====== Exercise input

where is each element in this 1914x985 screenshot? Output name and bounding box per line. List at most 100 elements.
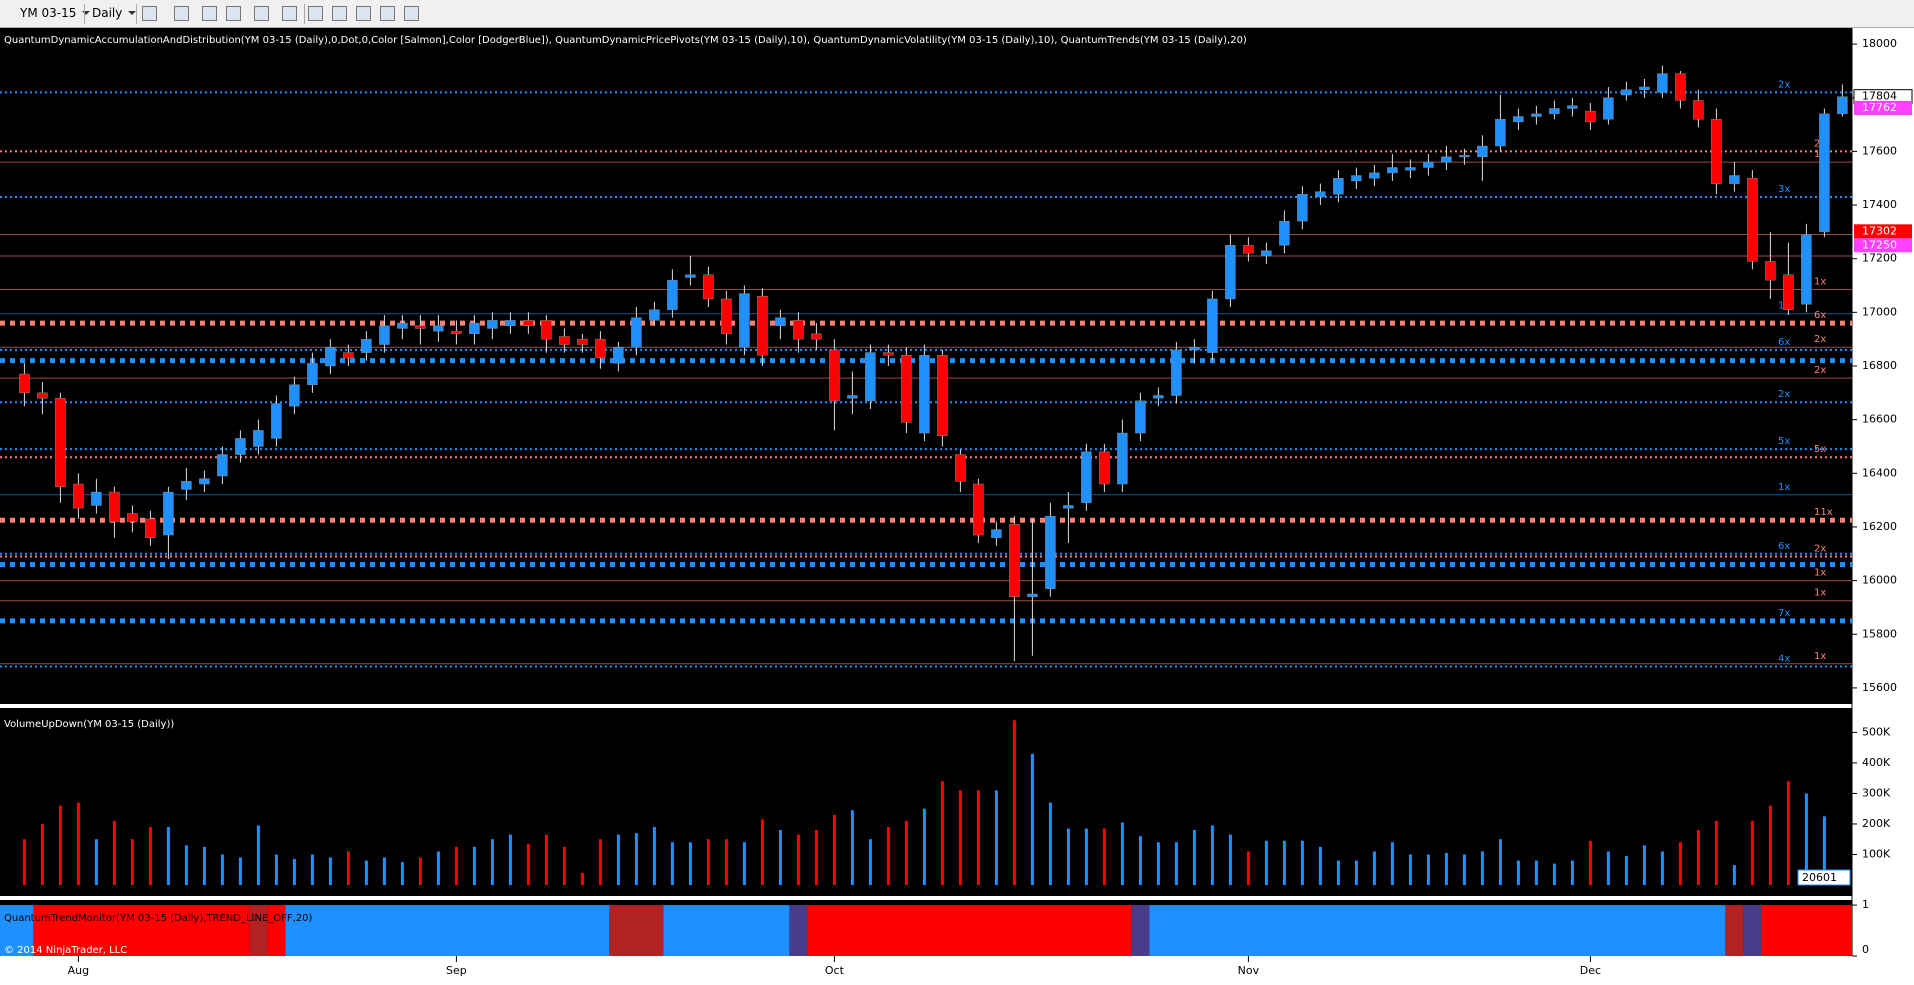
candle-body bbox=[757, 296, 768, 356]
volume-bar bbox=[688, 842, 692, 885]
x-tick-label: Sep bbox=[446, 964, 467, 977]
volume-bar bbox=[1426, 854, 1430, 885]
volume-bar bbox=[724, 839, 728, 885]
volume-bar bbox=[1624, 856, 1628, 885]
volume-bar bbox=[742, 842, 746, 885]
trend-segment bbox=[1761, 905, 1852, 956]
candle-body bbox=[343, 352, 354, 359]
candle-body bbox=[1423, 161, 1434, 168]
volume-bar bbox=[1588, 840, 1592, 885]
volume-bar bbox=[1120, 822, 1124, 885]
volume-bar bbox=[832, 814, 836, 885]
x-tick-label: Oct bbox=[825, 964, 845, 977]
trend-segment bbox=[249, 905, 268, 956]
volume-bar bbox=[1336, 860, 1340, 885]
candle-body bbox=[1225, 245, 1236, 300]
candle-body bbox=[1333, 177, 1344, 195]
candle-body bbox=[1639, 86, 1650, 90]
volume-bar bbox=[256, 825, 260, 885]
candle-body bbox=[433, 325, 444, 332]
data-box-button[interactable] bbox=[332, 6, 347, 21]
candle-body bbox=[955, 454, 966, 482]
pivot-level-label: 2x bbox=[1814, 334, 1826, 345]
y-tick-label: 200K bbox=[1862, 817, 1891, 830]
price-flag bbox=[1854, 100, 1912, 115]
y-tick-label: 18000 bbox=[1862, 37, 1897, 50]
candle-body bbox=[775, 317, 786, 327]
volume-bar bbox=[1552, 863, 1556, 885]
volume-bar bbox=[220, 854, 224, 885]
volume-bar bbox=[760, 819, 764, 885]
volume-bar bbox=[166, 827, 170, 885]
candle-body bbox=[1261, 250, 1272, 257]
pivot-level-label: 2x bbox=[1814, 365, 1826, 376]
properties-button[interactable] bbox=[308, 6, 323, 21]
volume-bar bbox=[1390, 842, 1394, 885]
candle-body bbox=[613, 346, 624, 364]
volume-bar bbox=[1318, 846, 1322, 885]
pivot-level-label: 1x bbox=[1814, 277, 1826, 288]
candle-body bbox=[919, 355, 930, 434]
volume-bar bbox=[346, 851, 350, 885]
volume-bar bbox=[1408, 854, 1412, 885]
zoom-button[interactable] bbox=[282, 6, 297, 21]
separator bbox=[136, 4, 137, 24]
candle-body bbox=[1477, 145, 1488, 158]
volume-bar bbox=[1786, 781, 1790, 885]
chart-style-button[interactable] bbox=[142, 6, 157, 21]
candle-body bbox=[1297, 194, 1308, 222]
volume-bar bbox=[1462, 854, 1466, 885]
refresh-button[interactable] bbox=[380, 6, 395, 21]
candle-body bbox=[1045, 515, 1056, 589]
y-tick-label: 16600 bbox=[1862, 413, 1897, 426]
volume-bar bbox=[544, 834, 548, 885]
indicator-button[interactable] bbox=[202, 6, 217, 21]
candle-body bbox=[1081, 451, 1092, 504]
volume-bar bbox=[1246, 851, 1250, 885]
volume-bar bbox=[994, 790, 998, 885]
cursor-button[interactable] bbox=[254, 6, 269, 21]
volume-bar bbox=[310, 854, 314, 885]
candle-body bbox=[127, 513, 138, 522]
candle-body bbox=[1675, 73, 1686, 101]
candle-body bbox=[235, 438, 246, 455]
candle-body bbox=[469, 322, 480, 335]
candle-body bbox=[595, 338, 606, 359]
separator bbox=[304, 4, 305, 24]
candle-body bbox=[1729, 175, 1740, 184]
x-tick-label: Dec bbox=[1580, 964, 1601, 977]
volume-panel bbox=[0, 708, 1852, 896]
x-tick-label: Aug bbox=[68, 964, 89, 977]
volume-bar bbox=[1192, 830, 1196, 885]
candle-body bbox=[1765, 261, 1776, 281]
price-flag bbox=[1854, 238, 1912, 253]
layout-button[interactable] bbox=[404, 6, 419, 21]
candle-body bbox=[181, 481, 192, 490]
period-selector[interactable]: Daily bbox=[88, 5, 140, 22]
candle-body bbox=[379, 325, 390, 345]
candle-body bbox=[1801, 234, 1812, 305]
y-tick-label: 100K bbox=[1862, 847, 1891, 860]
candle-body bbox=[1693, 100, 1704, 120]
snapshot-button[interactable] bbox=[356, 6, 371, 21]
volume-bar bbox=[1696, 830, 1700, 885]
candle-body bbox=[1369, 172, 1380, 179]
volume-bar bbox=[1660, 851, 1664, 885]
volume-bar bbox=[1714, 820, 1718, 885]
candle-body bbox=[415, 325, 426, 329]
volume-bar bbox=[904, 820, 908, 885]
strategy-button[interactable] bbox=[226, 6, 241, 21]
price-panel-title: QuantumDynamicAccumulationAndDistributio… bbox=[4, 35, 1247, 46]
volume-bar bbox=[796, 834, 800, 885]
candle-body bbox=[1441, 156, 1452, 163]
candle-body bbox=[91, 491, 102, 506]
volume-bar bbox=[436, 851, 440, 885]
volume-bar bbox=[238, 857, 242, 885]
instrument-selector[interactable]: YM 03-15 bbox=[16, 5, 94, 22]
candle-body bbox=[973, 483, 984, 536]
trend-segment bbox=[1149, 905, 1726, 956]
candle-body bbox=[397, 322, 408, 329]
volume-bar bbox=[130, 839, 134, 885]
draw-button[interactable] bbox=[174, 6, 189, 21]
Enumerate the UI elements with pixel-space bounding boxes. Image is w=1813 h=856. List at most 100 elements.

============

** Exercise aim **
In the listing, reproduce the lines starting with the line containing "candle-body bbox=[757, 296, 768, 356]" and going on through the line containing "candle-body bbox=[955, 454, 966, 482]", substituting "volume-column" for every "volume-bar" and leaving everything else unchanged.

** Result of this task **
candle-body bbox=[757, 296, 768, 356]
volume-column bbox=[688, 842, 692, 885]
x-tick-label: Sep bbox=[446, 964, 467, 977]
volume-column bbox=[1426, 854, 1430, 885]
volume-column bbox=[724, 839, 728, 885]
volume-column bbox=[1624, 856, 1628, 885]
volume-column bbox=[742, 842, 746, 885]
trend-segment bbox=[1761, 905, 1852, 956]
candle-body bbox=[343, 352, 354, 359]
candle-body bbox=[1423, 161, 1434, 168]
volume-column bbox=[1588, 840, 1592, 885]
volume-column bbox=[1120, 822, 1124, 885]
volume-column bbox=[832, 814, 836, 885]
x-tick-label: Oct bbox=[825, 964, 845, 977]
trend-segment bbox=[249, 905, 268, 956]
volume-column bbox=[1336, 860, 1340, 885]
candle-body bbox=[1225, 245, 1236, 300]
candle-body bbox=[1333, 177, 1344, 195]
candle-body bbox=[1639, 86, 1650, 90]
volume-column bbox=[256, 825, 260, 885]
candle-body bbox=[433, 325, 444, 332]
data-box-button[interactable] bbox=[332, 6, 347, 21]
candle-body bbox=[955, 454, 966, 482]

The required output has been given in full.